■ Aim:
Repeat verbatim the lines that begin with the one containing "- validation-error-message: The" and end with the one containing "- bold-button[interactable]: B: [64, 213, 80, 237]", including both.

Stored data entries
• • •
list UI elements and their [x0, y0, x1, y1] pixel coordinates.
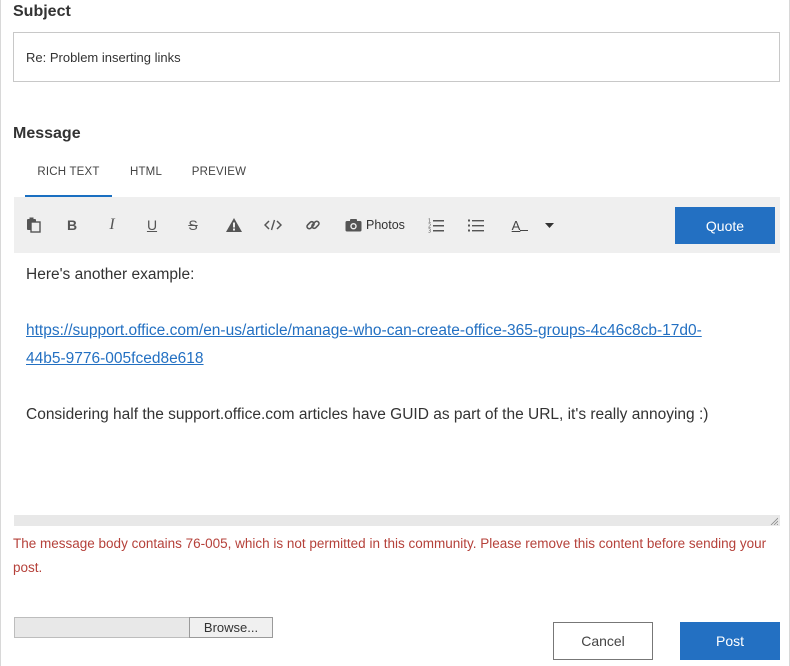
- validation-error-message: The message body contains 76-005, which …: [13, 536, 767, 575]
- dropdown-caret-icon[interactable]: [544, 213, 554, 237]
- body-intro: Here's another example:: [26, 266, 195, 283]
- code-icon[interactable]: [263, 213, 283, 237]
- reply-form: Subject Message RICH TEXT HTML PREVIEW B…: [0, 0, 790, 666]
- bold-button[interactable]: B: [64, 213, 80, 237]
- link-icon[interactable]: [304, 213, 322, 237]
- message-editor[interactable]: Here's another example: https://support.…: [14, 253, 780, 515]
- message-label: Message: [13, 125, 81, 142]
- text-color-label: A: [511, 217, 521, 233]
- tab-preview[interactable]: PREVIEW: [185, 158, 253, 197]
- numbered-list-icon[interactable]: 1 2 3: [427, 213, 445, 237]
- strikethrough-button[interactable]: S: [185, 213, 201, 237]
- subject-input[interactable]: [13, 32, 780, 82]
- tab-rich-text[interactable]: RICH TEXT: [25, 158, 112, 197]
- editor-tabs: RICH TEXT HTML PREVIEW: [25, 158, 780, 198]
- body-closing: Considering half the support.office.com …: [26, 406, 709, 423]
- camera-icon: [345, 219, 362, 232]
- spoiler-icon[interactable]: [224, 213, 244, 237]
- bulleted-list-icon[interactable]: [467, 213, 485, 237]
- text-color-button[interactable]: A: [508, 213, 532, 237]
- body-link-line1[interactable]: https://support.office.com/en-us/article…: [26, 322, 702, 339]
- browse-button[interactable]: Browse...: [189, 617, 273, 638]
- tab-html[interactable]: HTML: [120, 158, 172, 197]
- attachment-file-field[interactable]: [14, 617, 190, 638]
- subject-label: Subject: [13, 3, 71, 20]
- editor-resize-bar[interactable]: [14, 515, 780, 526]
- paste-icon[interactable]: [24, 213, 42, 237]
- editor-toolbar: B I U S Photos 1 2 3 A Quote: [14, 197, 780, 253]
- underline-button[interactable]: U: [144, 213, 160, 237]
- resize-grip-icon[interactable]: [770, 517, 778, 525]
- text-color-underline: [520, 229, 529, 231]
- quote-button[interactable]: Quote: [675, 207, 775, 244]
- photos-button[interactable]: Photos: [345, 213, 407, 237]
- post-button[interactable]: Post: [680, 622, 780, 660]
- cancel-button[interactable]: Cancel: [553, 622, 653, 660]
- photos-label: Photos: [366, 218, 405, 232]
- svg-text:3: 3: [428, 228, 431, 233]
- italic-button[interactable]: I: [104, 213, 120, 237]
- body-link-line2[interactable]: 44b5-9776-005fced8e618: [26, 350, 204, 367]
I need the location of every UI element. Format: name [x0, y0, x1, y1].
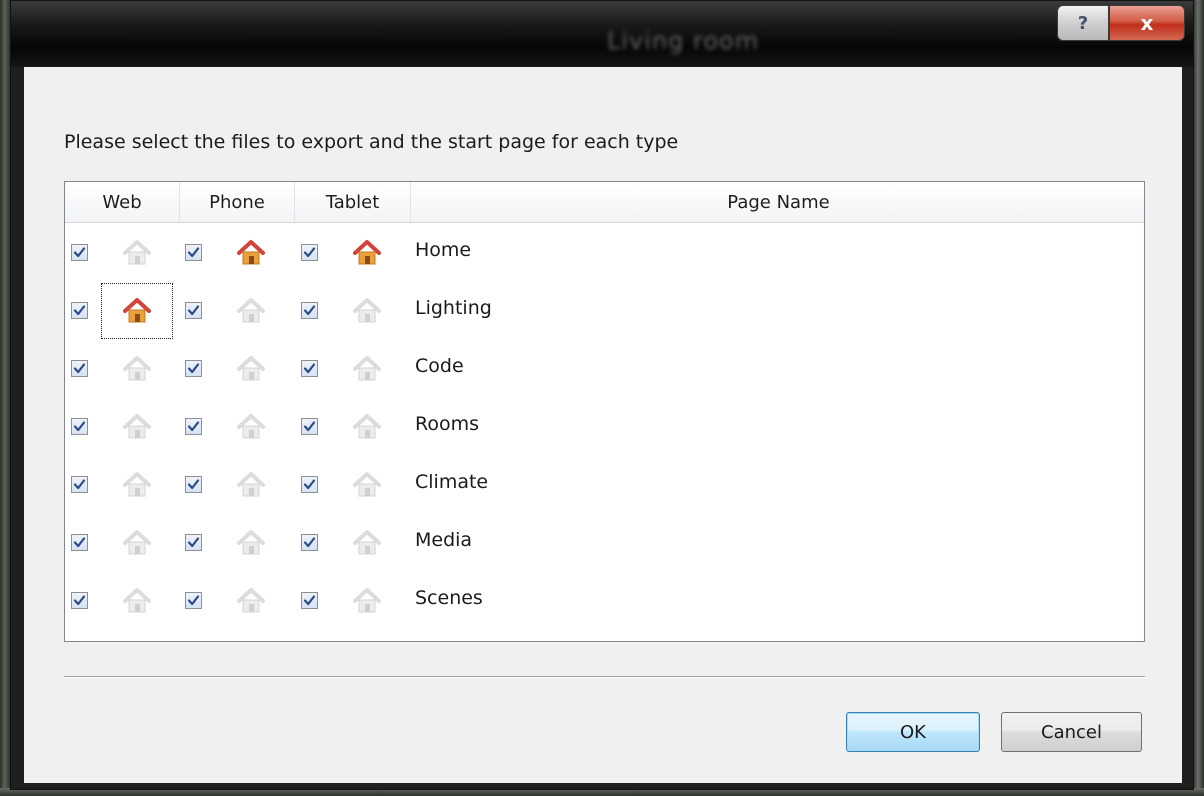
phone-export-checkbox[interactable] [185, 360, 202, 377]
table-row: Code [65, 340, 1144, 398]
web-start-page-home-icon[interactable] [121, 237, 153, 269]
table-row: Climate [65, 456, 1144, 514]
help-icon: ? [1077, 12, 1089, 34]
phone-export-checkbox[interactable] [185, 302, 202, 319]
pages-table: Web Phone Tablet Page Name Home Lighting C… [64, 181, 1145, 642]
checkmark-icon [187, 362, 200, 375]
checkmark-icon [73, 246, 86, 259]
page-name-label: Climate [415, 471, 489, 493]
phone-start-page-home-icon[interactable] [235, 353, 267, 385]
checkmark-icon [73, 594, 86, 607]
checkmark-icon [303, 420, 316, 433]
close-icon: x [1140, 11, 1154, 35]
phone-export-checkbox[interactable] [185, 534, 202, 551]
web-start-page-home-icon[interactable] [121, 469, 153, 501]
tablet-export-checkbox[interactable] [301, 360, 318, 377]
page-name-label: Lighting [415, 297, 492, 319]
web-export-checkbox[interactable] [71, 302, 88, 319]
tablet-start-page-home-icon[interactable] [351, 411, 383, 443]
phone-start-page-home-icon[interactable] [235, 411, 267, 443]
checkmark-icon [187, 594, 200, 607]
checkmark-icon [303, 594, 316, 607]
checkmark-icon [73, 420, 86, 433]
checkmark-icon [187, 536, 200, 549]
web-start-page-home-icon[interactable] [121, 527, 153, 559]
phone-export-checkbox[interactable] [185, 592, 202, 609]
checkmark-icon [73, 304, 86, 317]
phone-export-checkbox[interactable] [185, 476, 202, 493]
title-bar[interactable]: Living room ? x [11, 1, 1193, 67]
table-header: Web Phone Tablet Page Name [65, 182, 1144, 223]
tablet-export-checkbox[interactable] [301, 534, 318, 551]
tablet-export-checkbox[interactable] [301, 418, 318, 435]
web-start-page-home-icon[interactable] [121, 353, 153, 385]
web-export-checkbox[interactable] [71, 476, 88, 493]
web-export-checkbox[interactable] [71, 244, 88, 261]
dialog-client-area: Please select the files to export and th… [24, 67, 1182, 783]
table-row: Lighting [65, 282, 1144, 340]
table-row: Scenes [65, 572, 1144, 630]
tablet-start-page-home-icon[interactable] [351, 469, 383, 501]
checkmark-icon [187, 246, 200, 259]
web-export-checkbox[interactable] [71, 592, 88, 609]
checkmark-icon [73, 478, 86, 491]
window-title: Living room [607, 27, 760, 55]
checkmark-icon [303, 536, 316, 549]
phone-start-page-home-icon[interactable] [235, 469, 267, 501]
table-row: Rooms [65, 398, 1144, 456]
phone-start-page-home-icon[interactable] [235, 295, 267, 327]
checkmark-icon [303, 362, 316, 375]
web-export-checkbox[interactable] [71, 418, 88, 435]
checkmark-icon [187, 420, 200, 433]
phone-start-page-home-icon[interactable] [235, 527, 267, 559]
column-header-tablet[interactable]: Tablet [295, 182, 411, 222]
phone-export-checkbox[interactable] [185, 244, 202, 261]
column-header-page-name[interactable]: Page Name [411, 182, 1144, 222]
column-header-phone[interactable]: Phone [180, 182, 295, 222]
phone-export-checkbox[interactable] [185, 418, 202, 435]
web-start-page-home-icon[interactable] [121, 411, 153, 443]
tablet-start-page-home-icon[interactable] [351, 585, 383, 617]
table-row: Media [65, 514, 1144, 572]
page-name-label: Home [415, 239, 472, 261]
tablet-start-page-home-icon[interactable] [351, 237, 383, 269]
export-dialog-window: Living room ? x Please select the files … [10, 0, 1194, 790]
tablet-export-checkbox[interactable] [301, 476, 318, 493]
page-name-label: Code [415, 355, 464, 377]
checkmark-icon [187, 478, 200, 491]
tablet-export-checkbox[interactable] [301, 244, 318, 261]
checkmark-icon [303, 246, 316, 259]
page-name-label: Rooms [415, 413, 480, 435]
phone-start-page-home-icon[interactable] [235, 585, 267, 617]
instruction-text: Please select the files to export and th… [64, 131, 679, 153]
separator-line [64, 676, 1145, 677]
tablet-start-page-home-icon[interactable] [351, 353, 383, 385]
checkmark-icon [73, 536, 86, 549]
web-export-checkbox[interactable] [71, 534, 88, 551]
phone-start-page-home-icon[interactable] [235, 237, 267, 269]
tablet-export-checkbox[interactable] [301, 592, 318, 609]
cancel-button[interactable]: Cancel [1001, 712, 1142, 752]
checkmark-icon [303, 478, 316, 491]
web-export-checkbox[interactable] [71, 360, 88, 377]
web-start-page-home-icon[interactable] [101, 283, 173, 339]
tablet-start-page-home-icon[interactable] [351, 295, 383, 327]
column-header-web[interactable]: Web [65, 182, 180, 222]
table-row: Home [65, 224, 1144, 282]
help-button[interactable]: ? [1057, 5, 1109, 41]
page-name-label: Media [415, 529, 473, 551]
checkmark-icon [187, 304, 200, 317]
tablet-export-checkbox[interactable] [301, 302, 318, 319]
tablet-start-page-home-icon[interactable] [351, 527, 383, 559]
checkmark-icon [73, 362, 86, 375]
checkmark-icon [303, 304, 316, 317]
web-start-page-home-icon[interactable] [121, 585, 153, 617]
ok-button[interactable]: OK [846, 712, 980, 752]
close-button[interactable]: x [1109, 5, 1185, 41]
page-name-label: Scenes [415, 587, 483, 609]
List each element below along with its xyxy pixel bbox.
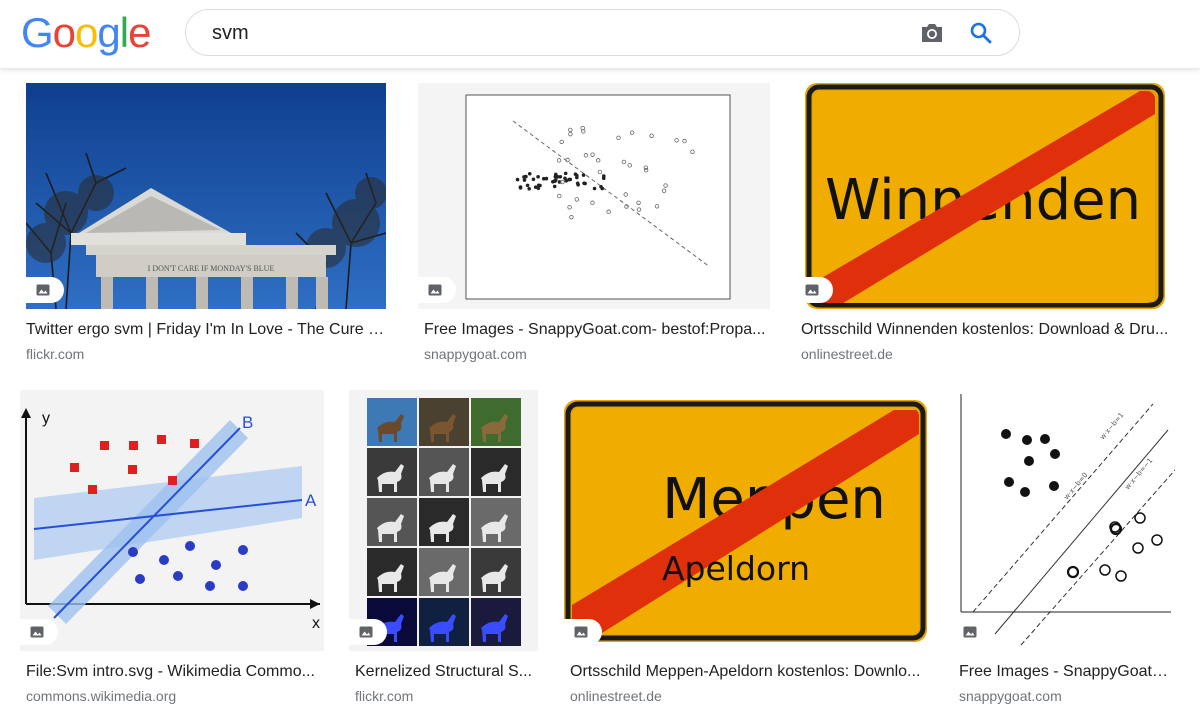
• • •
■ Exercise output:
- validation-error-message: The message body contains 76-005, which …: [13, 536, 767, 575]
- dropdown-caret-icon[interactable]: [544, 213, 554, 237]
- body-intro: Here's another example:: [26, 266, 195, 283]
- code-icon[interactable]: [263, 213, 283, 237]
- reply-form: Subject Message RICH TEXT HTML PREVIEW B…: [0, 0, 790, 666]
- bold-button[interactable]: B: [64, 213, 80, 237]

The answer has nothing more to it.